» **Work to be completed**:
Copy out the entries in full and with complete accuracy; pictures are excluded.

» **Data for this task**:
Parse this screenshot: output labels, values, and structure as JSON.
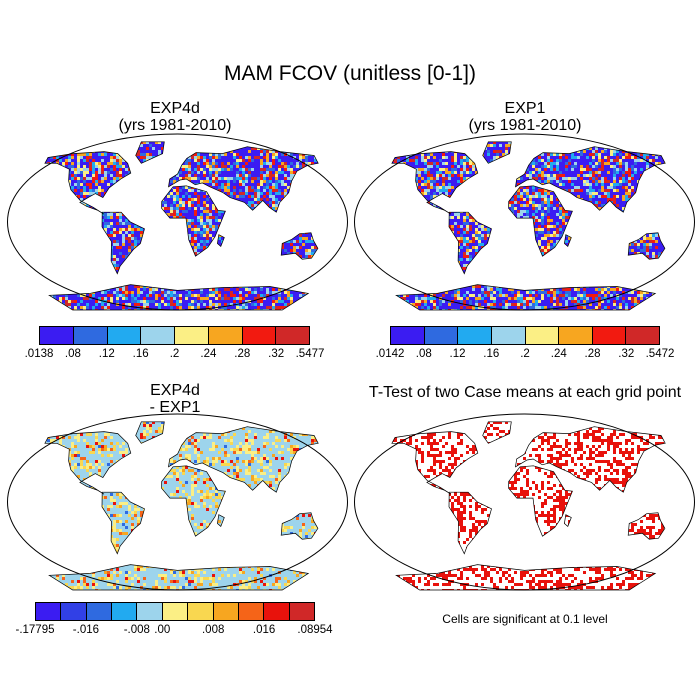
{
  "title": "MAM FCOV (unitless [0-1])",
  "panels": [
    {
      "id": "exp4d",
      "title_line1": "EXP4d",
      "title_line2": "(yrs 1981-2010)",
      "colors": [
        "#3b1cf2",
        "#2f6ae0",
        "#22aaf0",
        "#9dd4ec",
        "#fbef85",
        "#f7a620",
        "#f21a10",
        "#d02828"
      ],
      "ticks": [
        ".0138",
        ".08",
        ".12",
        ".16",
        ".2",
        ".24",
        ".28",
        ".32",
        ".5477"
      ]
    },
    {
      "id": "exp1",
      "title_line1": "EXP1",
      "title_line2": "(yrs 1981-2010)",
      "colors": [
        "#3b1cf2",
        "#2f6ae0",
        "#22aaf0",
        "#9dd4ec",
        "#fbef85",
        "#f7a620",
        "#f21a10",
        "#d02828"
      ],
      "ticks": [
        ".0142",
        ".08",
        ".12",
        ".16",
        ".2",
        ".24",
        ".28",
        ".32",
        ".5472"
      ]
    },
    {
      "id": "diff",
      "title_line1": "EXP4d",
      "title_line2": "- EXP1",
      "colors": [
        "#3b1cf2",
        "#3140e6",
        "#2f6ae0",
        "#22aaf0",
        "#9dd4ec",
        "#fbef85",
        "#f9d750",
        "#f7a620",
        "#f56418",
        "#e8120c",
        "#d02828"
      ],
      "ticks": [
        "-.17795",
        "-.016",
        "-.008",
        ".00",
        ".008",
        ".016",
        ".08954"
      ]
    },
    {
      "id": "ttest",
      "title_line1": "T-Test of two Case means at each grid point",
      "title_line2": "",
      "note": "Cells are significant at 0.1 level"
    }
  ]
}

» **Output**:
Parse this screenshot: output labels, values, and structure as JSON.
{
  "title": "MAM FCOV (unitless [0-1])",
  "panels": [
    {
      "id": "exp4d",
      "title_line1": "EXP4d",
      "title_line2": "(yrs 1981-2010)",
      "colors": [
        "#3b1cf2",
        "#2f6ae0",
        "#22aaf0",
        "#9dd4ec",
        "#fbef85",
        "#f7a620",
        "#f21a10",
        "#d02828"
      ],
      "ticks": [
        ".0138",
        ".08",
        ".12",
        ".16",
        ".2",
        ".24",
        ".28",
        ".32",
        ".5477"
      ]
    },
    {
      "id": "exp1",
      "title_line1": "EXP1",
      "title_line2": "(yrs 1981-2010)",
      "colors": [
        "#3b1cf2",
        "#2f6ae0",
        "#22aaf0",
        "#9dd4ec",
        "#fbef85",
        "#f7a620",
        "#f21a10",
        "#d02828"
      ],
      "ticks": [
        ".0142",
        ".08",
        ".12",
        ".16",
        ".2",
        ".24",
        ".28",
        ".32",
        ".5472"
      ]
    },
    {
      "id": "diff",
      "title_line1": "EXP4d",
      "title_line2": "- EXP1",
      "colors": [
        "#3b1cf2",
        "#3140e6",
        "#2f6ae0",
        "#22aaf0",
        "#9dd4ec",
        "#fbef85",
        "#f9d750",
        "#f7a620",
        "#f56418",
        "#e8120c",
        "#d02828"
      ],
      "ticks": [
        "-.17795",
        "-.016",
        "-.008",
        ".00",
        ".008",
        ".016",
        ".08954"
      ]
    },
    {
      "id": "ttest",
      "title_line1": "T-Test of two Case means at each grid point",
      "title_line2": "",
      "note": "Cells are significant at 0.1 level"
    }
  ]
}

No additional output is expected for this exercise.